>> begin

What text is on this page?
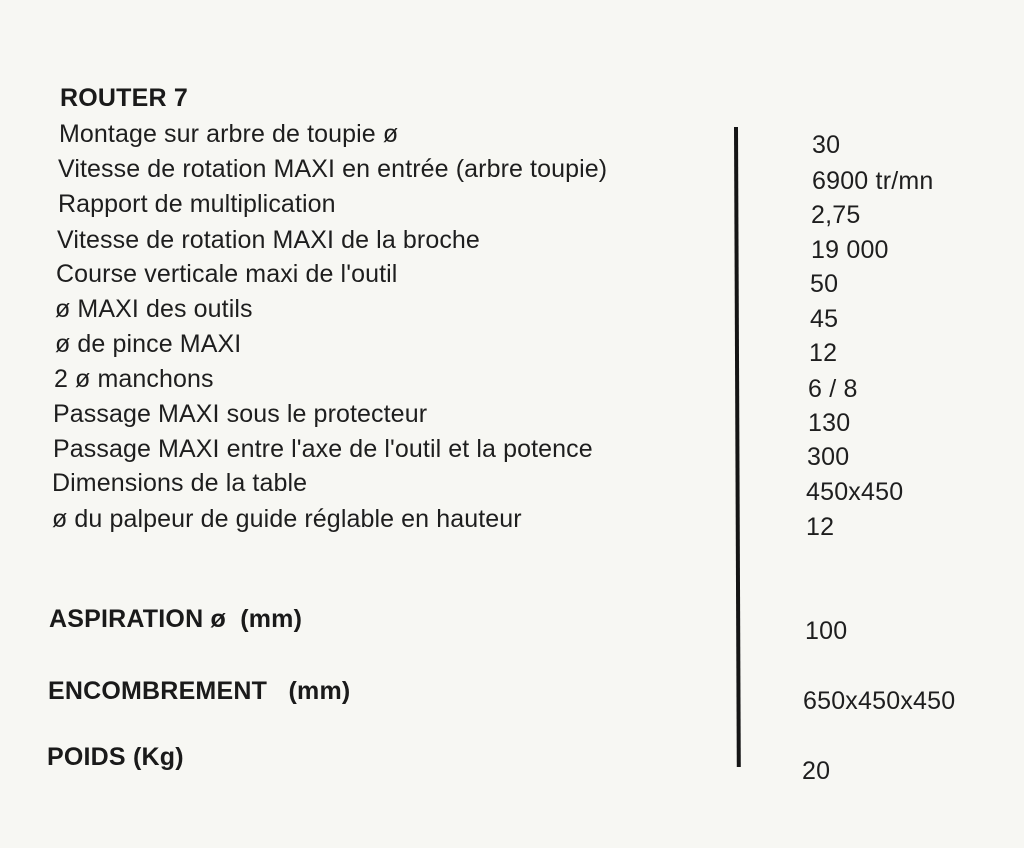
ROUTER 7
Montage sur arbre de toupie ø	30
Vitesse de rotation MAXI en entrée (arbre toupie)	6900 tr/mn
Rapport de multiplication	2,75
Vitesse de rotation MAXI de la broche	19 000
Course verticale maxi de l'outil	50
ø MAXI des outils	45
ø de pince MAXI	12
2 ø manchons	6 / 8
Passage MAXI sous le protecteur	130
Passage MAXI entre l'axe de l'outil et la potence	300
Dimensions de la table	450x450
ø du palpeur de guide réglable en hauteur	12
ASPIRATION ø  (mm)	100
ENCOMBREMENT   (mm)	650x450x450
POIDS (Kg)	20
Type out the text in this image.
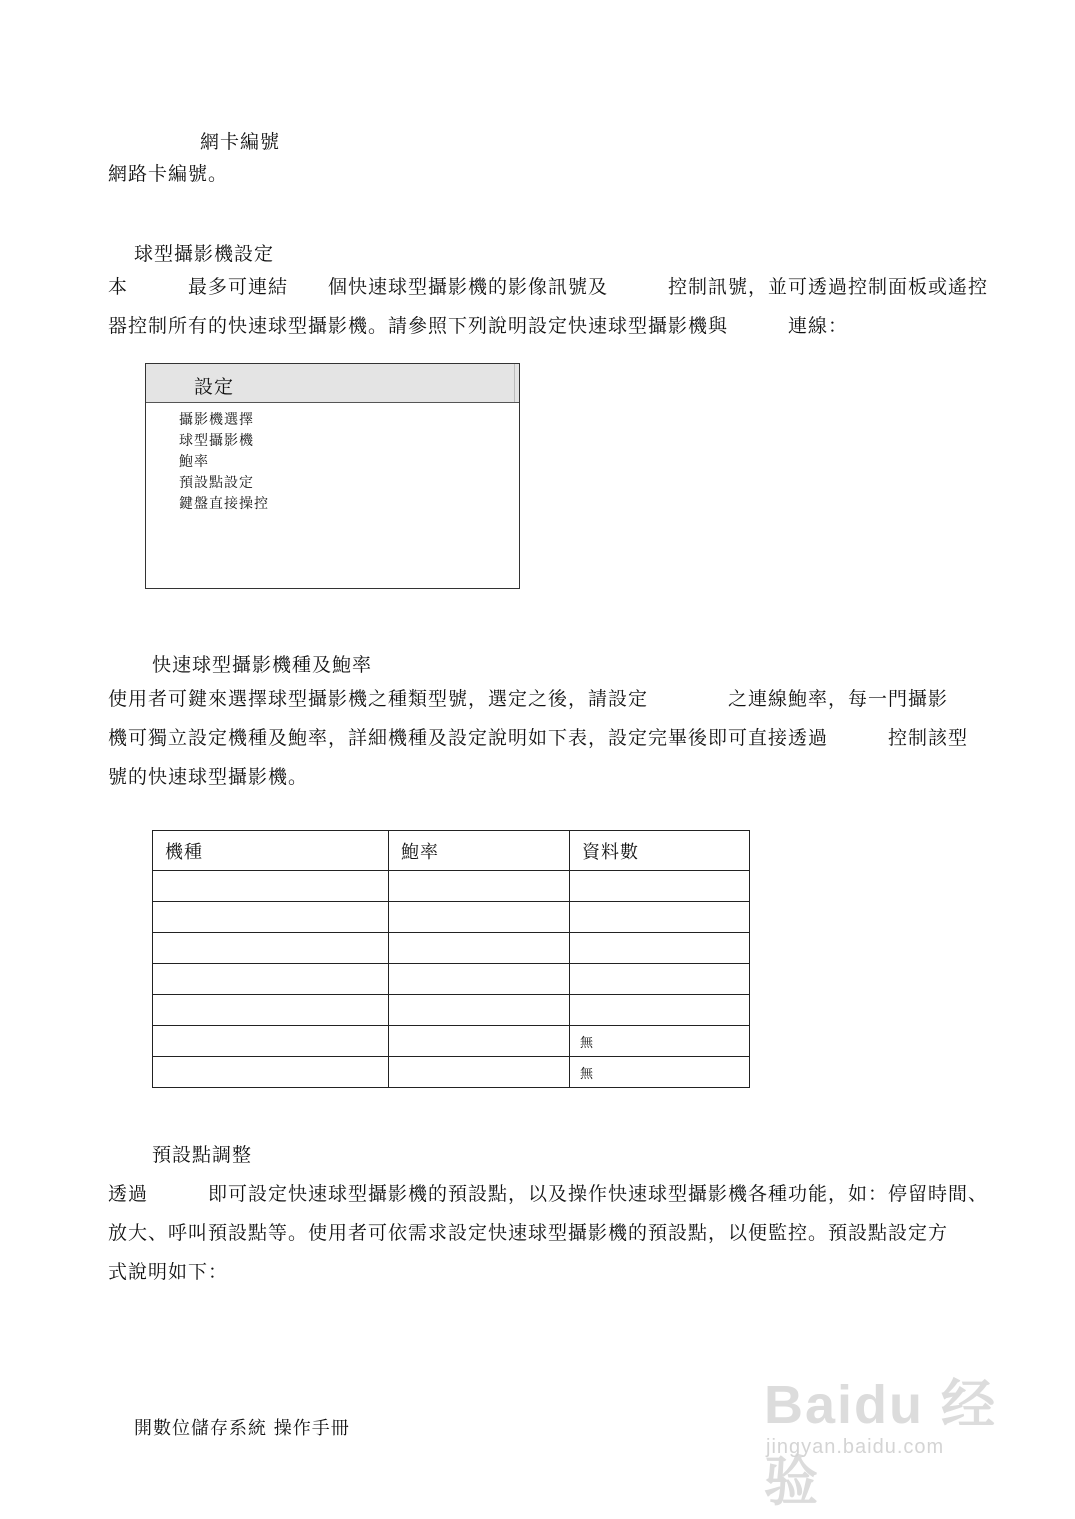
網卡編號
網路卡編號。
球型攝影機設定
本　　　最多可連結　　個快速球型攝影機的影像訊號及　　　控制訊號，並可透過控制面板或遙控
器控制所有的快速球型攝影機。請參照下列說明設定快速球型攝影機與　　　連線：
設定
攝影機選擇
球型攝影機
鮑率
預設點設定
鍵盤直接操控
快速球型攝影機種及鮑率
使用者可鍵來選擇球型攝影機之種類型號，選定之後，請設定　　　　之連線鮑率，每一門攝影
機可獨立設定機種及鮑率，詳細機種及設定說明如下表，設定完畢後即可直接透過　　　控制該型
號的快速球型攝影機。
機種	鮑率	資料數

		無
		無
預設點調整
透過　　　即可設定快速球型攝影機的預設點，以及操作快速球型攝影機各種功能，如：停留時間、
放大、呼叫預設點等。使用者可依需求設定快速球型攝影機的預設點，以便監控。預設點設定方
式說明如下：
開數位儲存系統 操作手冊	Baidu 经验
jingyan.baidu.com
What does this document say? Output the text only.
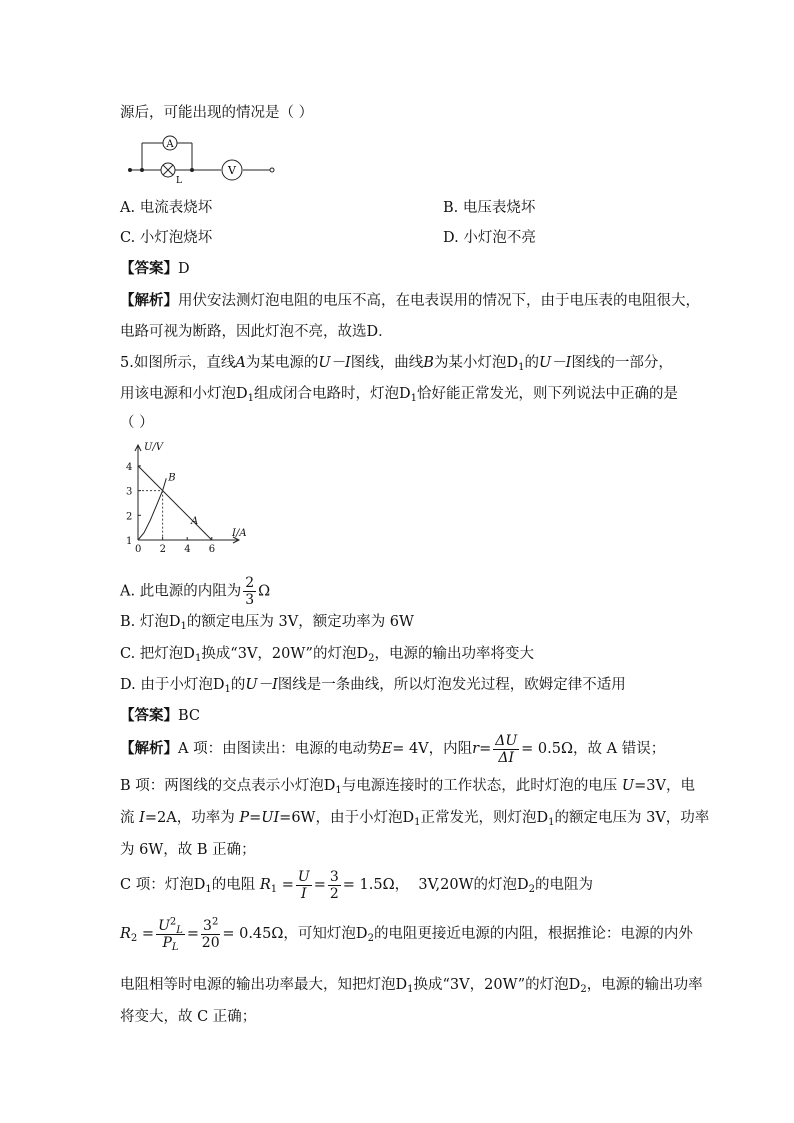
源后，可能出现的情况是（ ）
A
V
L
A. 电流表烧坏	B. 电压表烧坏
C. 小灯泡烧坏	D. 小灯泡不亮
【答案】D
【解析】用伏安法测灯泡电阻的电压不高，在电表误用的情况下，由于电压表的电阻很大，
电路可视为断路，因此灯泡不亮，故选D．
5.如图所示，直线A为某电源的U－I图线，曲线B为某小灯泡$D_1$的U－I图线的一部分，
用该电源和小灯泡$D_1$组成闭合电路时，灯泡$D_1$恰好能正常发光，则下列说法中正确的是
（ ）
U/V
I/A
1
2
3
4
0 2 4 6
A
B
A. 此电源的内阻为 $\frac{2}{3}$ Ω
B. 灯泡$D_1$的额定电压为 3V，额定功率为 6W
C. 把灯泡$D_1$换成“3V，20W”的灯泡$D_2$，电源的输出功率将变大
D. 由于小灯泡$D_1$的U－I图线是一条曲线，所以灯泡发光过程，欧姆定律不适用
【答案】BC
【解析】A 项：由图读出：电源的电动势E= 4V，内阻$r= \frac{\Delta U}{\Delta I} = 0.5\Omega$，故 A 错误；
B 项：两图线的交点表示小灯泡$D_1$与电源连接时的工作状态，此时灯泡的电压 U=3V，电
流 I=2A，功率为 P=UI=6W，由于小灯泡$D_1$正常发光，则灯泡$D_1$的额定电压为 3V，功率
为 6W，故 B 正确；
C 项：灯泡$D_1$的电阻 $R_1 = \frac{U}{I} = \frac{3}{2} = 1.5\Omega$， 3V,20W的灯泡$D_2$的电阻为
$R_2 = \frac{U^2_L}{P_L} = \frac{3^2}{20} = 0.45\Omega$，可知灯泡$D_2$的电阻更接近电源的内阻，根据推论：电源的内外
电阻相等时电源的输出功率最大，知把灯泡$D_1$换成“3V，20W”的灯泡$D_2$，电源的输出功率
将变大，故 C 正确；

>> end

• Work to do: Repeat the listing above exactly, with no pictures.

• Solution to this problem:
What text is on this page?
ROUTER 7
Montage sur arbre de toupie ø	30
Vitesse de rotation MAXI en entrée (arbre toupie)	6900 tr/mn
Rapport de multiplication	2,75
Vitesse de rotation MAXI de la broche	19 000
Course verticale maxi de l'outil	50
ø MAXI des outils	45
ø de pince MAXI	12
2 ø manchons	6 / 8
Passage MAXI sous le protecteur	130
Passage MAXI entre l'axe de l'outil et la potence	300
Dimensions de la table	450x450
ø du palpeur de guide réglable en hauteur	12
ASPIRATION ø  (mm)	100
ENCOMBREMENT   (mm)	650x450x450
POIDS (Kg)	20
Type out the text in this image.
網卡編號
網路卡編號。
球型攝影機設定
本　　　最多可連結　　個快速球型攝影機的影像訊號及　　　控制訊號，並可透過控制面板或遙控
器控制所有的快速球型攝影機。請參照下列說明設定快速球型攝影機與　　　連線：
設定
攝影機選擇
球型攝影機
鮑率
預設點設定
鍵盤直接操控
快速球型攝影機種及鮑率
使用者可鍵來選擇球型攝影機之種類型號，選定之後，請設定　　　　之連線鮑率，每一門攝影
機可獨立設定機種及鮑率，詳細機種及設定說明如下表，設定完畢後即可直接透過　　　控制該型
號的快速球型攝影機。
機種	鮑率	資料數

		無
		無
預設點調整
透過　　　即可設定快速球型攝影機的預設點，以及操作快速球型攝影機各種功能，如：停留時間、
放大、呼叫預設點等。使用者可依需求設定快速球型攝影機的預設點，以便監控。預設點設定方
式說明如下：
開數位儲存系統 操作手冊	Baidu 经验
jingyan.baidu.com
What does this document say? Output the text only.
源后，可能出现的情况是（ ）
A
V
L
A. 电流表烧坏	B. 电压表烧坏
C. 小灯泡烧坏	D. 小灯泡不亮
【答案】D
【解析】用伏安法测灯泡电阻的电压不高，在电表误用的情况下，由于电压表的电阻很大，
电路可视为断路，因此灯泡不亮，故选D．
5.如图所示，直线A为某电源的U－I图线，曲线B为某小灯泡$D_1$的U－I图线的一部分，
用该电源和小灯泡$D_1$组成闭合电路时，灯泡$D_1$恰好能正常发光，则下列说法中正确的是
（ ）
U/V
I/A
1
2
3
4
0 2 4 6
A
B
A. 此电源的内阻为 $\frac{2}{3}$ Ω
B. 灯泡$D_1$的额定电压为 3V，额定功率为 6W
C. 把灯泡$D_1$换成“3V，20W”的灯泡$D_2$，电源的输出功率将变大
D. 由于小灯泡$D_1$的U－I图线是一条曲线，所以灯泡发光过程，欧姆定律不适用
【答案】BC
【解析】A 项：由图读出：电源的电动势E= 4V，内阻$r= \frac{\Delta U}{\Delta I} = 0.5\Omega$，故 A 错误；
B 项：两图线的交点表示小灯泡$D_1$与电源连接时的工作状态，此时灯泡的电压 U=3V，电
流 I=2A，功率为 P=UI=6W，由于小灯泡$D_1$正常发光，则灯泡$D_1$的额定电压为 3V，功率
为 6W，故 B 正确；
C 项：灯泡$D_1$的电阻 $R_1 = \frac{U}{I} = \frac{3}{2} = 1.5\Omega$， 3V,20W的灯泡$D_2$的电阻为
$R_2 = \frac{U^2_L}{P_L} = \frac{3^2}{20} = 0.45\Omega$，可知灯泡$D_2$的电阻更接近电源的内阻，根据推论：电源的内外
电阻相等时电源的输出功率最大，知把灯泡$D_1$换成“3V，20W”的灯泡$D_2$，电源的输出功率
将变大，故 C 正确；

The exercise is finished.